## Given request
Repeat each record below exactly as given.

## Material shown

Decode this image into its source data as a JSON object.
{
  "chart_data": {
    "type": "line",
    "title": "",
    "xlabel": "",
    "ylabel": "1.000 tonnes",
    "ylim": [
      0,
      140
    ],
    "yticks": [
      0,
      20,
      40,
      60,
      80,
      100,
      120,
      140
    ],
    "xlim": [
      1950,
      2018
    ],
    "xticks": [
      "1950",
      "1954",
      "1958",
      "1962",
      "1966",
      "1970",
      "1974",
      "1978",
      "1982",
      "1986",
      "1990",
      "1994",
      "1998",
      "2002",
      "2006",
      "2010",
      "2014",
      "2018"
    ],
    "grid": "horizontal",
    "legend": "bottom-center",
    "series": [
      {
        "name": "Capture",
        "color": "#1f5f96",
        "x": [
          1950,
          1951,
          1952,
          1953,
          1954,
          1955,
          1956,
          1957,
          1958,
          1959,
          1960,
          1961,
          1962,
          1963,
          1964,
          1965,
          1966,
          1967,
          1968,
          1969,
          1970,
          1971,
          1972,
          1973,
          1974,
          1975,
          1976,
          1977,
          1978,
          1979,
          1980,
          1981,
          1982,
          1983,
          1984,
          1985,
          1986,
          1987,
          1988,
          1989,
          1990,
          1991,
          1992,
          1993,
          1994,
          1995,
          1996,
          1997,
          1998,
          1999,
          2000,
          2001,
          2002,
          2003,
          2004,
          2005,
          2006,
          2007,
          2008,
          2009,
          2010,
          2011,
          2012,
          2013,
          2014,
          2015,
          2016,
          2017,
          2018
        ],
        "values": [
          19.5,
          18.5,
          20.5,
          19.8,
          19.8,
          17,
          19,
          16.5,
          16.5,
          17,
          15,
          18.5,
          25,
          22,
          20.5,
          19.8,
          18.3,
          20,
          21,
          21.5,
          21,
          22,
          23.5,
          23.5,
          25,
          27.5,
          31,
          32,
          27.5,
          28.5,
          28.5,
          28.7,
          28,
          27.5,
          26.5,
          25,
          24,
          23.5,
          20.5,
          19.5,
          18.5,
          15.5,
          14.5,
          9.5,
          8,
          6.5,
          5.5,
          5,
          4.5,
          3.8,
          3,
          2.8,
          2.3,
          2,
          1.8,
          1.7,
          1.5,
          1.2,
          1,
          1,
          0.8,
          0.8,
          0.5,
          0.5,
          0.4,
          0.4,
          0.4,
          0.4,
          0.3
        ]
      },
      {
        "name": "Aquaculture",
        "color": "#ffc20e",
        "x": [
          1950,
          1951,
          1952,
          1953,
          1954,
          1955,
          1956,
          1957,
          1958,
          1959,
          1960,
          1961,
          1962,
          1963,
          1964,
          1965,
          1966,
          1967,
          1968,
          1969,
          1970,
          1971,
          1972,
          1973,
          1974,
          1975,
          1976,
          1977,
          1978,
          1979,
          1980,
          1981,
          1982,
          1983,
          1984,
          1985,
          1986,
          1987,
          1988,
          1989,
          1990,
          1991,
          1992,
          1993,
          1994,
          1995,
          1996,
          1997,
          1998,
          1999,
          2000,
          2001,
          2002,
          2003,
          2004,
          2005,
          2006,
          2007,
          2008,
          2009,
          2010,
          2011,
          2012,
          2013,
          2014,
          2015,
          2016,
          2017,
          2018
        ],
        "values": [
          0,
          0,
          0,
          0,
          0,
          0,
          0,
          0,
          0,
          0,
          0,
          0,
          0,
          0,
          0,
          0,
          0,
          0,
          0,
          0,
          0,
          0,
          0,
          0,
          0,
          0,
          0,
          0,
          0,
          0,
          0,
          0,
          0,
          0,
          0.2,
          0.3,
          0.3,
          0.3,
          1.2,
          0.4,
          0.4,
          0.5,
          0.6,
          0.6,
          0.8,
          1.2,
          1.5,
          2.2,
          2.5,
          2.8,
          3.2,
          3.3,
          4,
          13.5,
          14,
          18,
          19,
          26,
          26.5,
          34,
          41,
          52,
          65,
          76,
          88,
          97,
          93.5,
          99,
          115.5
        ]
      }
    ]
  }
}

## Result
Decode this image into its source data as a JSON object.
{
  "chart_data": {
    "type": "line",
    "title": "",
    "xlabel": "",
    "ylabel": "1.000 tonnes",
    "ylim": [
      0,
      140
    ],
    "yticks": [
      0,
      20,
      40,
      60,
      80,
      100,
      120,
      140
    ],
    "xlim": [
      1950,
      2018
    ],
    "xticks": [
      "1950",
      "1954",
      "1958",
      "1962",
      "1966",
      "1970",
      "1974",
      "1978",
      "1982",
      "1986",
      "1990",
      "1994",
      "1998",
      "2002",
      "2006",
      "2010",
      "2014",
      "2018"
    ],
    "grid": "horizontal",
    "legend": "bottom-center",
    "series": [
      {
        "name": "Capture",
        "color": "#1f5f96",
        "x": [
          1950,
          1951,
          1952,
          1953,
          1954,
          1955,
          1956,
          1957,
          1958,
          1959,
          1960,
          1961,
          1962,
          1963,
          1964,
          1965,
          1966,
          1967,
          1968,
          1969,
          1970,
          1971,
          1972,
          1973,
          1974,
          1975,
          1976,
          1977,
          1978,
          1979,
          1980,
          1981,
          1982,
          1983,
          1984,
          1985,
          1986,
          1987,
          1988,
          1989,
          1990,
          1991,
          1992,
          1993,
          1994,
          1995,
          1996,
          1997,
          1998,
          1999,
          2000,
          2001,
          2002,
          2003,
          2004,
          2005,
          2006,
          2007,
          2008,
          2009,
          2010,
          2011,
          2012,
          2013,
          2014,
          2015,
          2016,
          2017,
          2018
        ],
        "values": [
          19.5,
          18.5,
          20.5,
          19.8,
          19.8,
          17,
          19,
          16.5,
          16.5,
          17,
          15,
          18.5,
          25,
          22,
          20.5,
          19.8,
          18.3,
          20,
          21,
          21.5,
          21,
          22,
          23.5,
          23.5,
          25,
          27.5,
          31,
          32,
          27.5,
          28.5,
          28.5,
          28.7,
          28,
          27.5,
          26.5,
          25,
          24,
          23.5,
          20.5,
          19.5,
          18.5,
          15.5,
          14.5,
          9.5,
          8,
          6.5,
          5.5,
          5,
          4.5,
          3.8,
          3,
          2.8,
          2.3,
          2,
          1.8,
          1.7,
          1.5,
          1.2,
          1,
          1,
          0.8,
          0.8,
          0.5,
          0.5,
          0.4,
          0.4,
          0.4,
          0.4,
          0.3
        ]
      },
      {
        "name": "Aquaculture",
        "color": "#ffc20e",
        "x": [
          1950,
          1951,
          1952,
          1953,
          1954,
          1955,
          1956,
          1957,
          1958,
          1959,
          1960,
          1961,
          1962,
          1963,
          1964,
          1965,
          1966,
          1967,
          1968,
          1969,
          1970,
          1971,
          1972,
          1973,
          1974,
          1975,
          1976,
          1977,
          1978,
          1979,
          1980,
          1981,
          1982,
          1983,
          1984,
          1985,
          1986,
          1987,
          1988,
          1989,
          1990,
          1991,
          1992,
          1993,
          1994,
          1995,
          1996,
          1997,
          1998,
          1999,
          2000,
          2001,
          2002,
          2003,
          2004,
          2005,
          2006,
          2007,
          2008,
          2009,
          2010,
          2011,
          2012,
          2013,
          2014,
          2015,
          2016,
          2017,
          2018
        ],
        "values": [
          0,
          0,
          0,
          0,
          0,
          0,
          0,
          0,
          0,
          0,
          0,
          0,
          0,
          0,
          0,
          0,
          0,
          0,
          0,
          0,
          0,
          0,
          0,
          0,
          0,
          0,
          0,
          0,
          0,
          0,
          0,
          0,
          0,
          0,
          0.2,
          0.3,
          0.3,
          0.3,
          1.2,
          0.4,
          0.4,
          0.5,
          0.6,
          0.6,
          0.8,
          1.2,
          1.5,
          2.2,
          2.5,
          2.8,
          3.2,
          3.3,
          4,
          13.5,
          14,
          18,
          19,
          26,
          26.5,
          34,
          41,
          52,
          65,
          76,
          88,
          97,
          93.5,
          99,
          115.5
        ]
      }
    ]
  }
}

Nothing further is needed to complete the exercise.